- Short task -
Lines that contain the string "More" are to be copied; leave out all others.

··· Input rows

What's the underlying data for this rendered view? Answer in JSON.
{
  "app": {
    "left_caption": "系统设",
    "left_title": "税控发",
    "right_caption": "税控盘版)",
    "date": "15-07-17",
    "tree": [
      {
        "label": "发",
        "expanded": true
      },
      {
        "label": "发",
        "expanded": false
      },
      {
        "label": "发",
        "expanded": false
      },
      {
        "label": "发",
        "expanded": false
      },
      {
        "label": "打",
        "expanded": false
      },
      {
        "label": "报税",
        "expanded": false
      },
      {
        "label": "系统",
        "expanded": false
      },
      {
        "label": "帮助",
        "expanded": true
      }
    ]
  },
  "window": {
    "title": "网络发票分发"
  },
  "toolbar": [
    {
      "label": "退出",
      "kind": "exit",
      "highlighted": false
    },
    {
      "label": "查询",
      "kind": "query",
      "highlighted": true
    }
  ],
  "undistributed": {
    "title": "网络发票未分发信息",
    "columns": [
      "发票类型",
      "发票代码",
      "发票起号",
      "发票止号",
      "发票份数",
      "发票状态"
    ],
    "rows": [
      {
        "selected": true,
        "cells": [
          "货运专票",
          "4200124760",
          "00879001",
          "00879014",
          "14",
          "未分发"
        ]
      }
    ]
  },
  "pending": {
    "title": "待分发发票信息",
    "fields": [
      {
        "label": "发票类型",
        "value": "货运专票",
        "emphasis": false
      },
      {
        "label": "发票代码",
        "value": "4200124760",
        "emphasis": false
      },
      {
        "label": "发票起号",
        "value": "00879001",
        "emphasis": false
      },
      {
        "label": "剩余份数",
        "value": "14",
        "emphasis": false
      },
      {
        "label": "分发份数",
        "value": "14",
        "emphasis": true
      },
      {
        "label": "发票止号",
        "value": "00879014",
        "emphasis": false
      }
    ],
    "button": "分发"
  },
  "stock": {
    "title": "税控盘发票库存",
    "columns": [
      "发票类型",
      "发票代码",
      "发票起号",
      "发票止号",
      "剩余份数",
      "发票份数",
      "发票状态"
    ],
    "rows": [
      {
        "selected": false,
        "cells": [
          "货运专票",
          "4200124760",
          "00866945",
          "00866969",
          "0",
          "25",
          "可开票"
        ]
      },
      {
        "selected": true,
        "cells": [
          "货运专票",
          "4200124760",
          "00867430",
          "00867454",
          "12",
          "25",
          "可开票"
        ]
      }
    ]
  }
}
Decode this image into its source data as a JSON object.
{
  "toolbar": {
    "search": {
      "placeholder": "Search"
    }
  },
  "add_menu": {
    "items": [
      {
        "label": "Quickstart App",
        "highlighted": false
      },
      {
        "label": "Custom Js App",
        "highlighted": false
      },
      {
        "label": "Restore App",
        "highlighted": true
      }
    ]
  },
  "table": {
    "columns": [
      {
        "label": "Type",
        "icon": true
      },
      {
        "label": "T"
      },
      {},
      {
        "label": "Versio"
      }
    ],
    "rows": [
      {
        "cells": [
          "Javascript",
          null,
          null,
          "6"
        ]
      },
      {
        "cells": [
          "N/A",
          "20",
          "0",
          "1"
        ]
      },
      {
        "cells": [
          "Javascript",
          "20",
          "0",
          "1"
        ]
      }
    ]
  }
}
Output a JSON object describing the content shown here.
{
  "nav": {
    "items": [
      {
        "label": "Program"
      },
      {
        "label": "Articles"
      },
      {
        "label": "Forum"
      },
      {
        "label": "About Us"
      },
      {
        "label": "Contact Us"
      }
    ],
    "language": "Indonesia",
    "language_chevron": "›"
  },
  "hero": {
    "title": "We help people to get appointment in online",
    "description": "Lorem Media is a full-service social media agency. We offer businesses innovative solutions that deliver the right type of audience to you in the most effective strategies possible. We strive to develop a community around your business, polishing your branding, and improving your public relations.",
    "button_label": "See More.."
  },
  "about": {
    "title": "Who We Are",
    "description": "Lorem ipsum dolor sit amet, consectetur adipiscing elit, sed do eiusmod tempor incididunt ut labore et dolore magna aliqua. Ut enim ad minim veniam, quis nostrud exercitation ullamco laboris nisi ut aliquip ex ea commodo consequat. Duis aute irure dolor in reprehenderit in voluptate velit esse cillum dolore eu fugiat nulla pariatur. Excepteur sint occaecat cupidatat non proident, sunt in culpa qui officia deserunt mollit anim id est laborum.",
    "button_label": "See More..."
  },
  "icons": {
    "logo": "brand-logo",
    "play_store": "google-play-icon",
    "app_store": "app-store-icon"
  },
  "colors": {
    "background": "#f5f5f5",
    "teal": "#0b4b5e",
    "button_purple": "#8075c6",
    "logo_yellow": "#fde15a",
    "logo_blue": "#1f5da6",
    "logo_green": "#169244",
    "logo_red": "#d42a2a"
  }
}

······

- Task result -
    "button_label": "See More.."
    "button_label": "See More..."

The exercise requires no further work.